>>>

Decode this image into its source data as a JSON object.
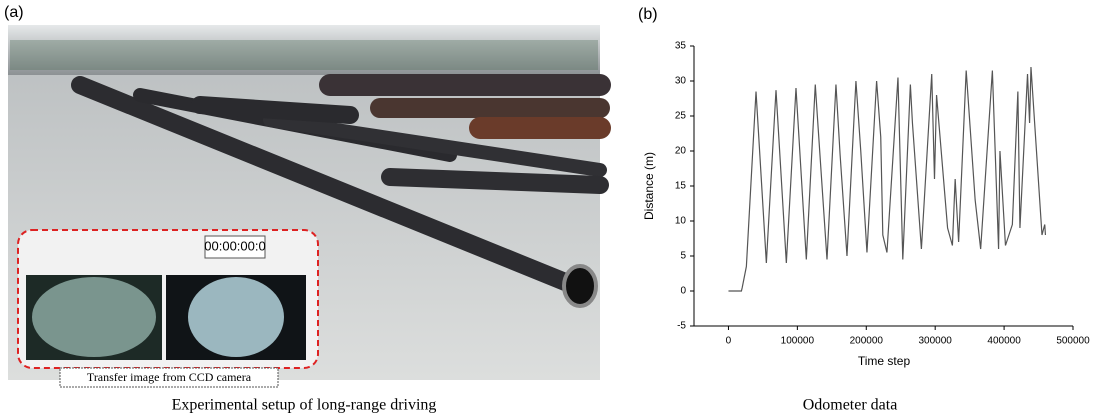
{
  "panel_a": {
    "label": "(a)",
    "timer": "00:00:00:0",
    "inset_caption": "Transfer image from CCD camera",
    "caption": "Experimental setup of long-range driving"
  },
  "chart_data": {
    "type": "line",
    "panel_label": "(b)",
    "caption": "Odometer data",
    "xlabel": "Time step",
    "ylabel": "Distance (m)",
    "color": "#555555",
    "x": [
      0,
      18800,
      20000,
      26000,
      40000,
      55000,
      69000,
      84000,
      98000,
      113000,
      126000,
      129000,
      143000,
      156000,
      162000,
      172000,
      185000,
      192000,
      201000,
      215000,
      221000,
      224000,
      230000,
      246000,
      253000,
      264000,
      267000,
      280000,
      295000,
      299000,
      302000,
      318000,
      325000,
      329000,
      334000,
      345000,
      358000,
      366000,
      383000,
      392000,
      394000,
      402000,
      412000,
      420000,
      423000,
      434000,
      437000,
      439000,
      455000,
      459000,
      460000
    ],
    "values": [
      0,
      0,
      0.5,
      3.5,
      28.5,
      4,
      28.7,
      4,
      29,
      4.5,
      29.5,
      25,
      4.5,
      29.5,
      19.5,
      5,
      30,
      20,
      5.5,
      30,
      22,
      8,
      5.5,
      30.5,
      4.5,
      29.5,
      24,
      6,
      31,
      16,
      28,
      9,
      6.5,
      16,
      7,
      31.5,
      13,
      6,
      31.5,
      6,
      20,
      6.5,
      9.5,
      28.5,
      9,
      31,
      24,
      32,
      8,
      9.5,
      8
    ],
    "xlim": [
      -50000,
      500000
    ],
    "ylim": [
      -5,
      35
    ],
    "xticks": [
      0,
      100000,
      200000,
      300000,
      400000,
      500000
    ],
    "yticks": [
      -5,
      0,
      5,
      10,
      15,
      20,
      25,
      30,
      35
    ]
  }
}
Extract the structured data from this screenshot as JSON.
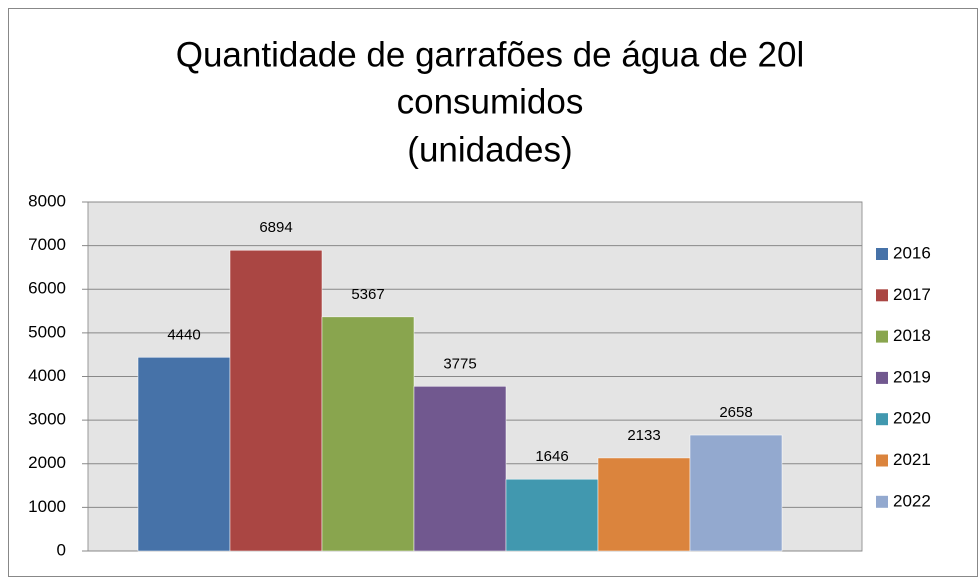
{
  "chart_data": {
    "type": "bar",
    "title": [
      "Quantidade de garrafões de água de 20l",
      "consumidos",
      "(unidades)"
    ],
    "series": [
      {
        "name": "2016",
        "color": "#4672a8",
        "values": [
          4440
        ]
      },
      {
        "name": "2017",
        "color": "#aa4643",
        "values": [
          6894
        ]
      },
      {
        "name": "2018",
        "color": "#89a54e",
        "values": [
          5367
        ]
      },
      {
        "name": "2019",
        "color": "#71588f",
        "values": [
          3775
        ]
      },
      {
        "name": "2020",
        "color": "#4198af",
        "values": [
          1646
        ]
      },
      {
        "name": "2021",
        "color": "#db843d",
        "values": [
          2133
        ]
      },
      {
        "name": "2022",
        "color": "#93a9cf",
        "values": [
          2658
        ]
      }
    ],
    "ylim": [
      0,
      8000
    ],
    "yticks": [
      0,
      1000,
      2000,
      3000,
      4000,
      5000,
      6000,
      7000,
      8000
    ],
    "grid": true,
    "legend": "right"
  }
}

<<<

Problem statement
Your answer should be a single number: the count of lines in the data that include the word "image".

Solution to the problem
2